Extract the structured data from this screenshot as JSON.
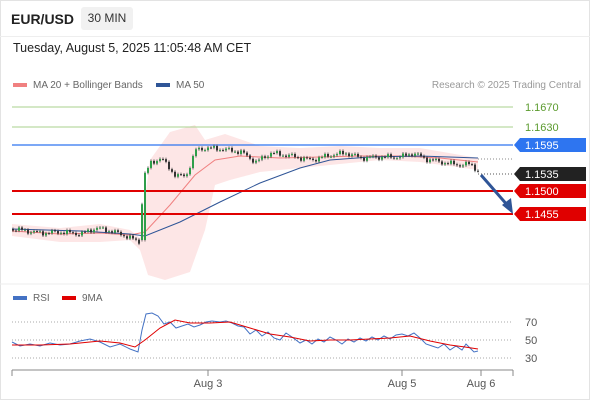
{
  "header": {
    "symbol": "EUR/USD",
    "interval": "30 MIN"
  },
  "timestamp": "Tuesday, August 5, 2025 11:05:48 AM CET",
  "credit": "Research © 2025 Trading Central",
  "legend": {
    "main": [
      {
        "label": "MA 20 + Bollinger Bands",
        "color": "#f08080"
      },
      {
        "label": "MA 50",
        "color": "#2f5597"
      }
    ],
    "rsi": [
      {
        "label": "RSI",
        "color": "#4472c4"
      },
      {
        "label": "9MA",
        "color": "#e00000"
      }
    ]
  },
  "levels": [
    {
      "value": "1.1670",
      "kind": "resistance-weak",
      "color": "#70ad47"
    },
    {
      "value": "1.1630",
      "kind": "resistance-weak",
      "color": "#70ad47"
    },
    {
      "value": "1.1595",
      "kind": "pivot",
      "color": "#2e75f0"
    },
    {
      "value": "1.1535",
      "kind": "last-price",
      "color": "#222222"
    },
    {
      "value": "1.1500",
      "kind": "support",
      "color": "#e00000"
    },
    {
      "value": "1.1455",
      "kind": "support",
      "color": "#e00000"
    }
  ],
  "rsi_levels": [
    "70",
    "50",
    "30"
  ],
  "x_axis": [
    "Aug 3",
    "Aug 5",
    "Aug 6"
  ]
}
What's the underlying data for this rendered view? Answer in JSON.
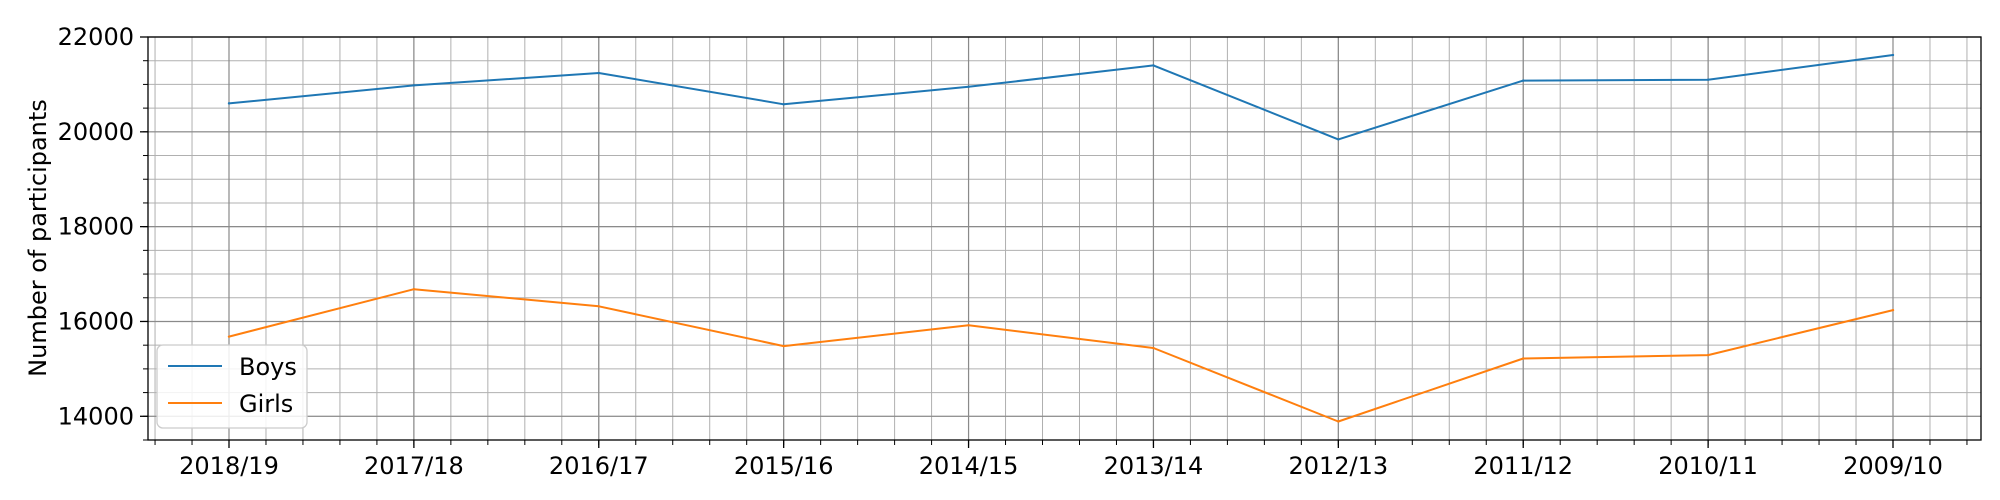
{
  "chart_data": {
    "type": "line",
    "categories": [
      "2018/19",
      "2017/18",
      "2016/17",
      "2015/16",
      "2014/15",
      "2013/14",
      "2012/13",
      "2011/12",
      "2010/11",
      "2009/10"
    ],
    "series": [
      {
        "name": "Boys",
        "color": "#1f77b4",
        "values": [
          20600,
          20980,
          21240,
          20580,
          20950,
          21400,
          19840,
          21080,
          21100,
          21620
        ]
      },
      {
        "name": "Girls",
        "color": "#ff7f0e",
        "values": [
          15680,
          16680,
          16320,
          15480,
          15920,
          15440,
          13890,
          15220,
          15290,
          16240
        ]
      }
    ],
    "xlabel": "",
    "ylabel": "Number of participants",
    "ylim": [
      13500,
      22000
    ],
    "yticks": [
      14000,
      16000,
      18000,
      20000,
      22000
    ],
    "ytick_labels": [
      "14000",
      "16000",
      "18000",
      "20000",
      "22000"
    ],
    "grid": true,
    "minor_grid": true,
    "legend_position": "lower-left"
  }
}
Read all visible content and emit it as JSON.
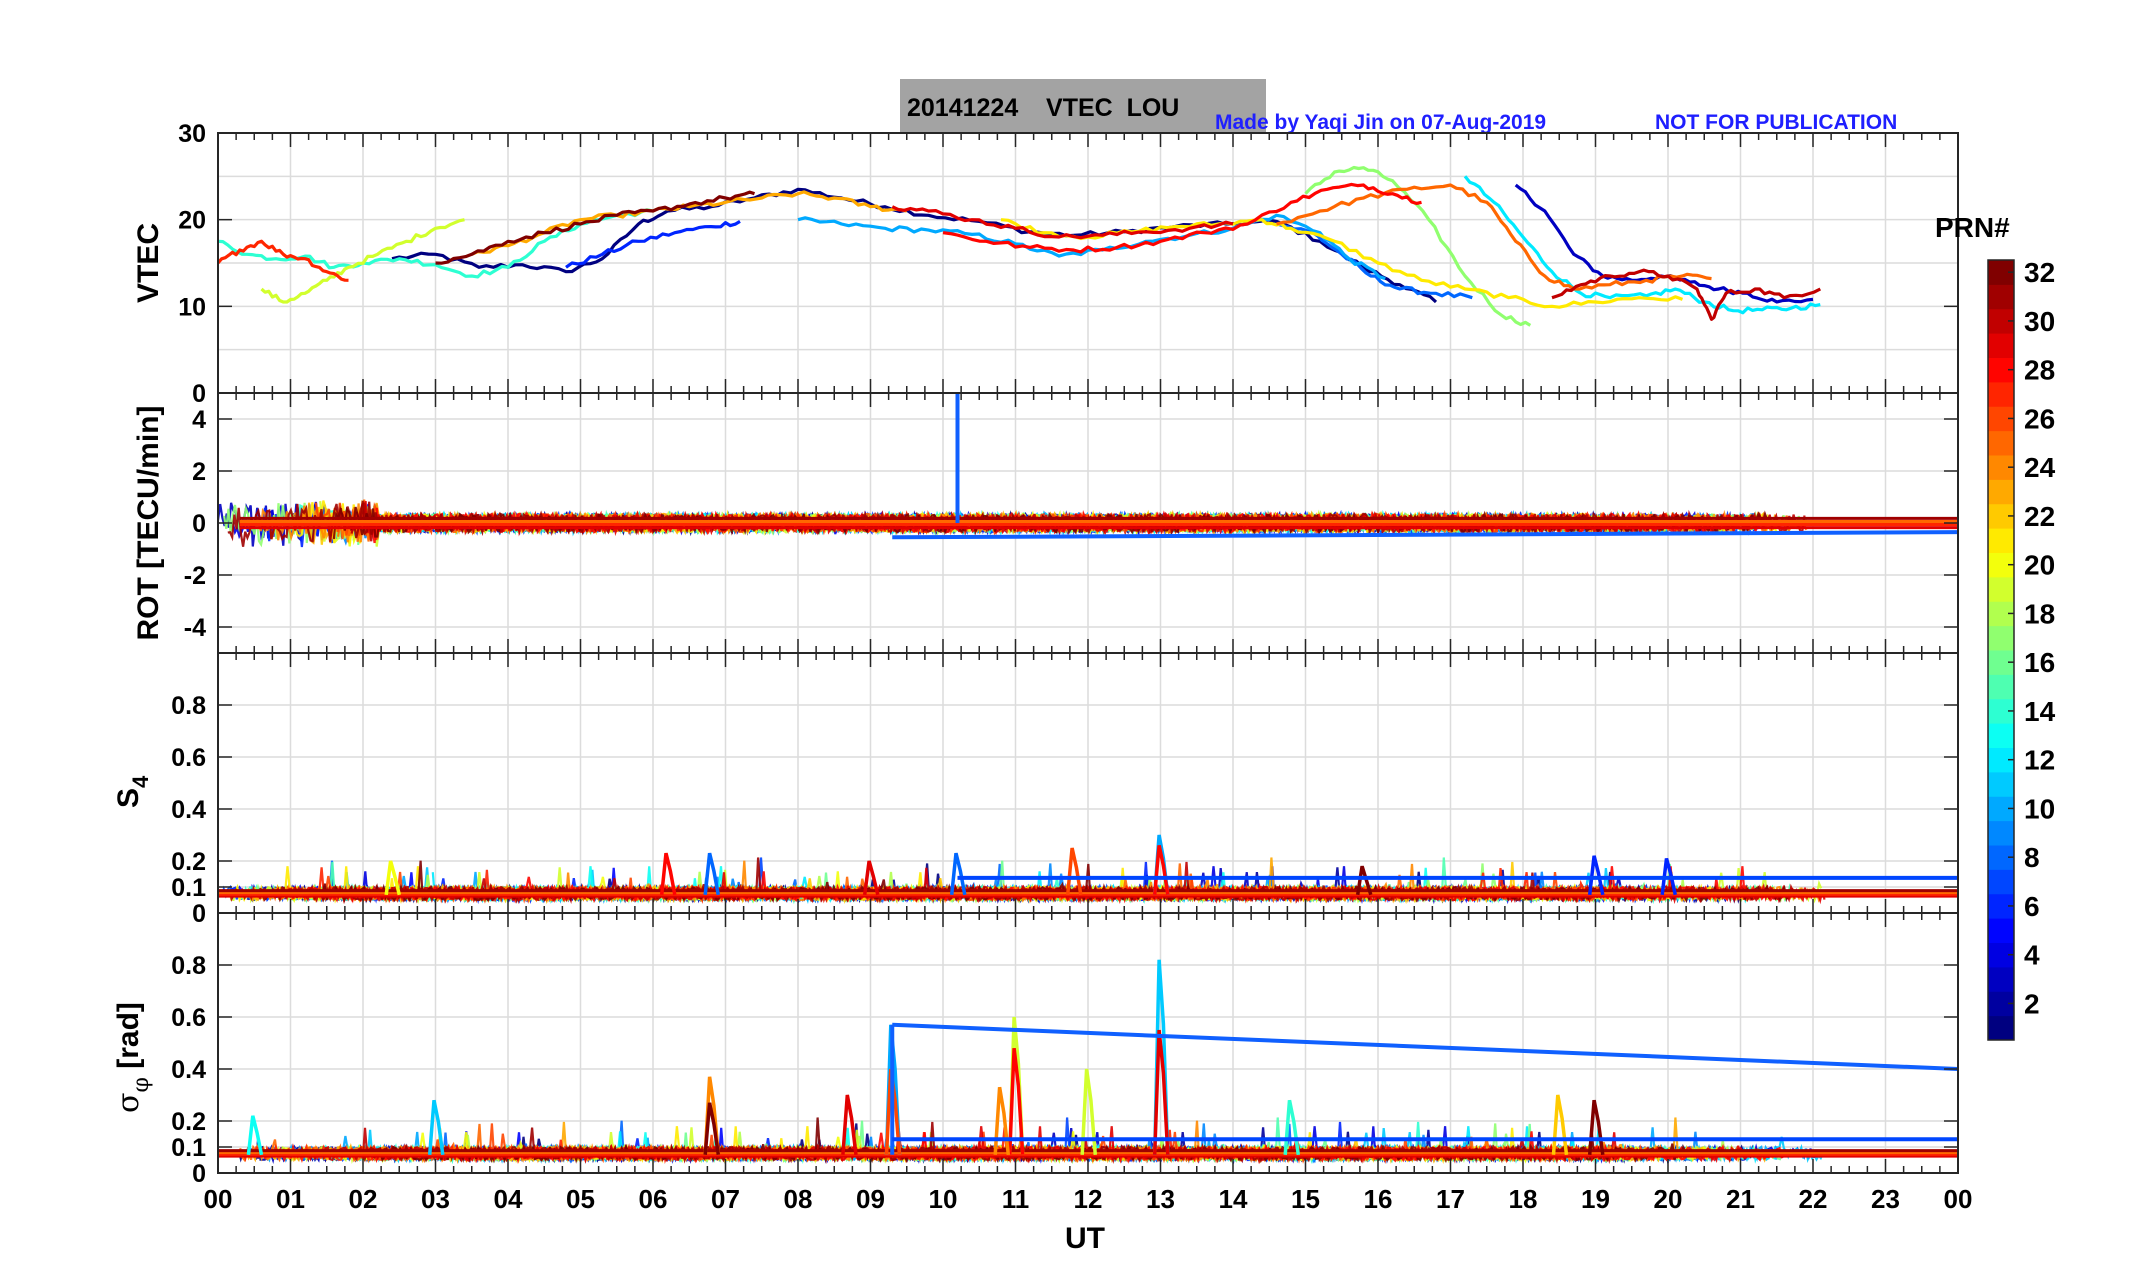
:::::
- _Written problem_: Repeat exactly the lines above, from the line containing "What's the underlying" through the last line of the records, inclusive; omit any pictures.

- _Exercise result_:
What's the underlying data for this rendered view? Answer in JSON.
{
  "chart_data": {
    "type": "line",
    "categories": [
      "2018/19",
      "2017/18",
      "2016/17",
      "2015/16",
      "2014/15",
      "2013/14",
      "2012/13",
      "2011/12",
      "2010/11",
      "2009/10"
    ],
    "series": [
      {
        "name": "Boys",
        "color": "#1f77b4",
        "values": [
          20600,
          20980,
          21240,
          20580,
          20950,
          21400,
          19840,
          21080,
          21100,
          21620
        ]
      },
      {
        "name": "Girls",
        "color": "#ff7f0e",
        "values": [
          15680,
          16680,
          16320,
          15480,
          15920,
          15440,
          13890,
          15220,
          15290,
          16240
        ]
      }
    ],
    "xlabel": "",
    "ylabel": "Number of participants",
    "ylim": [
      13500,
      22000
    ],
    "yticks": [
      14000,
      16000,
      18000,
      20000,
      22000
    ],
    "ytick_labels": [
      "14000",
      "16000",
      "18000",
      "20000",
      "22000"
    ],
    "grid": true,
    "minor_grid": true,
    "legend_position": "lower-left"
  }
}
Read all visible content and emit it as JSON.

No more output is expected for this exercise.